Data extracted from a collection
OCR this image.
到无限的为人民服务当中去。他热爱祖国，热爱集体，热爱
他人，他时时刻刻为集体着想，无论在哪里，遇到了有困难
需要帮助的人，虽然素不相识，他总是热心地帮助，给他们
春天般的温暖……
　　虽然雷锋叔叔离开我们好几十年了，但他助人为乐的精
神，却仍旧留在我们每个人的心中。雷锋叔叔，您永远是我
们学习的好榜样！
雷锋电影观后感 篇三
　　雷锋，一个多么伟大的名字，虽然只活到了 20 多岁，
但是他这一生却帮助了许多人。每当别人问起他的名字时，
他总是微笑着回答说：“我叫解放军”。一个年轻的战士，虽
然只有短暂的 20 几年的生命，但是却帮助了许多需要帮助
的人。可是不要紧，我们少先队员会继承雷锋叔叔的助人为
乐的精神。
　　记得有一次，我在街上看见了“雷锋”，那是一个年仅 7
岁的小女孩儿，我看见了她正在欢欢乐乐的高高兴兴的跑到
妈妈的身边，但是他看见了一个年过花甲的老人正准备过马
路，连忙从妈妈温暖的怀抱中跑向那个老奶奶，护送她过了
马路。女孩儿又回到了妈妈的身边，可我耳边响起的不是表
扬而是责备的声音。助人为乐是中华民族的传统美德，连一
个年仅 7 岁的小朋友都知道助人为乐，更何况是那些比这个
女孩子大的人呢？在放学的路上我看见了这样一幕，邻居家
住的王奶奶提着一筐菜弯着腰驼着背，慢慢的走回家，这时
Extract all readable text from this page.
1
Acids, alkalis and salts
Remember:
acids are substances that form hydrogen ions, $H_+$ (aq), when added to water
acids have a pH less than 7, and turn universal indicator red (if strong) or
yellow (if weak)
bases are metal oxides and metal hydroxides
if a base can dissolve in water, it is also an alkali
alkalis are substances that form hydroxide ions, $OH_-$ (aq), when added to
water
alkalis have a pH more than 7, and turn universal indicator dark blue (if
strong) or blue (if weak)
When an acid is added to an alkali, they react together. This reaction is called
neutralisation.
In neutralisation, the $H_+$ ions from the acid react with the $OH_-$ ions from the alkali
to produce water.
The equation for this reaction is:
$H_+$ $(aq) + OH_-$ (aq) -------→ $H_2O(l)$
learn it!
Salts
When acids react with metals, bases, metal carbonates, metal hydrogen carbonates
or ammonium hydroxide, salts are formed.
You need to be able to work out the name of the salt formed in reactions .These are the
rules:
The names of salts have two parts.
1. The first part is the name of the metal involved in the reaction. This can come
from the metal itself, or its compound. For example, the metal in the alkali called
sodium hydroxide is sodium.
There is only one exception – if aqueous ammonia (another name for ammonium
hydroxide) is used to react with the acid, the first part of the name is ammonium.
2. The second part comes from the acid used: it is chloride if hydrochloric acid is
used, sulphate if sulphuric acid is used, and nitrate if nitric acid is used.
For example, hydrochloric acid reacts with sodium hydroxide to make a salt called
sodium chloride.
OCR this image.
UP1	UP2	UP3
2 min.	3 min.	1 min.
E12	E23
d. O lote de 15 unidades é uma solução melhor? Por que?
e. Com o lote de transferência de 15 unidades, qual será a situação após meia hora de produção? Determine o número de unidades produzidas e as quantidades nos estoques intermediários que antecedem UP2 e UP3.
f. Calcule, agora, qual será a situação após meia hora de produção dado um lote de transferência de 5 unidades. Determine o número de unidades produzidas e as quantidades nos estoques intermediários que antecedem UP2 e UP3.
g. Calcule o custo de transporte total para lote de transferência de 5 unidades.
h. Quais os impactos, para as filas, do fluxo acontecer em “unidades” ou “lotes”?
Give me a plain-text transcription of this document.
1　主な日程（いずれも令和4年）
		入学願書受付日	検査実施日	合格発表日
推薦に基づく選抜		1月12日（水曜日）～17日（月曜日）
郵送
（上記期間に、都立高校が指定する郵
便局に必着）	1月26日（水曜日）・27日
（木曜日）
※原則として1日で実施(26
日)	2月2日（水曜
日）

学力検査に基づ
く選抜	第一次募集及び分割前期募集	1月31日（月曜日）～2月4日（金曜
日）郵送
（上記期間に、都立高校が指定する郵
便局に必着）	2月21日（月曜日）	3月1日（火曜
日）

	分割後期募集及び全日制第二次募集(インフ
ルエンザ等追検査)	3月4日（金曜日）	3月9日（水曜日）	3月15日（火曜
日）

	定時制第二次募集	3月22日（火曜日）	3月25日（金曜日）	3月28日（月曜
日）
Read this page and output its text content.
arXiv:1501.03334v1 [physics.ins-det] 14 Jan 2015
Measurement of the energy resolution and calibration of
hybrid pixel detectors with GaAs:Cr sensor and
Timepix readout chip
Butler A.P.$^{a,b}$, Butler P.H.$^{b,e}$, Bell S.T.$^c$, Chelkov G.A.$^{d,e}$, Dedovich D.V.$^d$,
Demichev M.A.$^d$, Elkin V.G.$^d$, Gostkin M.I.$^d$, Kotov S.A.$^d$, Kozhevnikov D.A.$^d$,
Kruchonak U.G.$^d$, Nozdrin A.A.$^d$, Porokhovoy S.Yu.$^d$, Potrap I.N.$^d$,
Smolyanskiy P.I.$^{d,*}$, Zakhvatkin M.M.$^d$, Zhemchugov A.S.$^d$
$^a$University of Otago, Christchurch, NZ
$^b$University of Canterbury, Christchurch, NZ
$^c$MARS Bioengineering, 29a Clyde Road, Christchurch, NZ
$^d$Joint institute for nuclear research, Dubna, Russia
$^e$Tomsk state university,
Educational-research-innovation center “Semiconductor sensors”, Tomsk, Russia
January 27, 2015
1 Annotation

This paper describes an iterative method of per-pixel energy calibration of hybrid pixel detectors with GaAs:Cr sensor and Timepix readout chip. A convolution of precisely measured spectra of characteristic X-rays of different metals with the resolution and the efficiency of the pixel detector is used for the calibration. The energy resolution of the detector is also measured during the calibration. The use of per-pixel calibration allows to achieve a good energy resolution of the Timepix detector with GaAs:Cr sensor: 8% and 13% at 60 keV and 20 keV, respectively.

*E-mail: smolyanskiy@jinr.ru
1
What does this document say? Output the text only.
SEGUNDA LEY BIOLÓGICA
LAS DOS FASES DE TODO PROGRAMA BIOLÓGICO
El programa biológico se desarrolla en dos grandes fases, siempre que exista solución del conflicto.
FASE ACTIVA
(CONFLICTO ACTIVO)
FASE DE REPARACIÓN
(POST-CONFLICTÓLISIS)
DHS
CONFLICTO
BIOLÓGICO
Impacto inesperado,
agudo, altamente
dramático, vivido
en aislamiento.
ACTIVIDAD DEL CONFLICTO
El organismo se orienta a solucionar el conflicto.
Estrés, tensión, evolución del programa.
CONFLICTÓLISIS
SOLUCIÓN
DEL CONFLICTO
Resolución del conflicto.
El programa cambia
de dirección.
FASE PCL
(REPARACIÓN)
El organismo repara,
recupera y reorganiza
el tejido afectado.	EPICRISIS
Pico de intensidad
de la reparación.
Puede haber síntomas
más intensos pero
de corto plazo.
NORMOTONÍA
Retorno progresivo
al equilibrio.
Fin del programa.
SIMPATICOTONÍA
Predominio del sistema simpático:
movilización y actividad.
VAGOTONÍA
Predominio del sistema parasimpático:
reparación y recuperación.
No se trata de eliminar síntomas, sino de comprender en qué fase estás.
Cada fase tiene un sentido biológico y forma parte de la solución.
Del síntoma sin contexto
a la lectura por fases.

| Description of the task |
What is the number of lines in the listing that include the word "sistema"? Give that number and nothing else.

| Solution |
2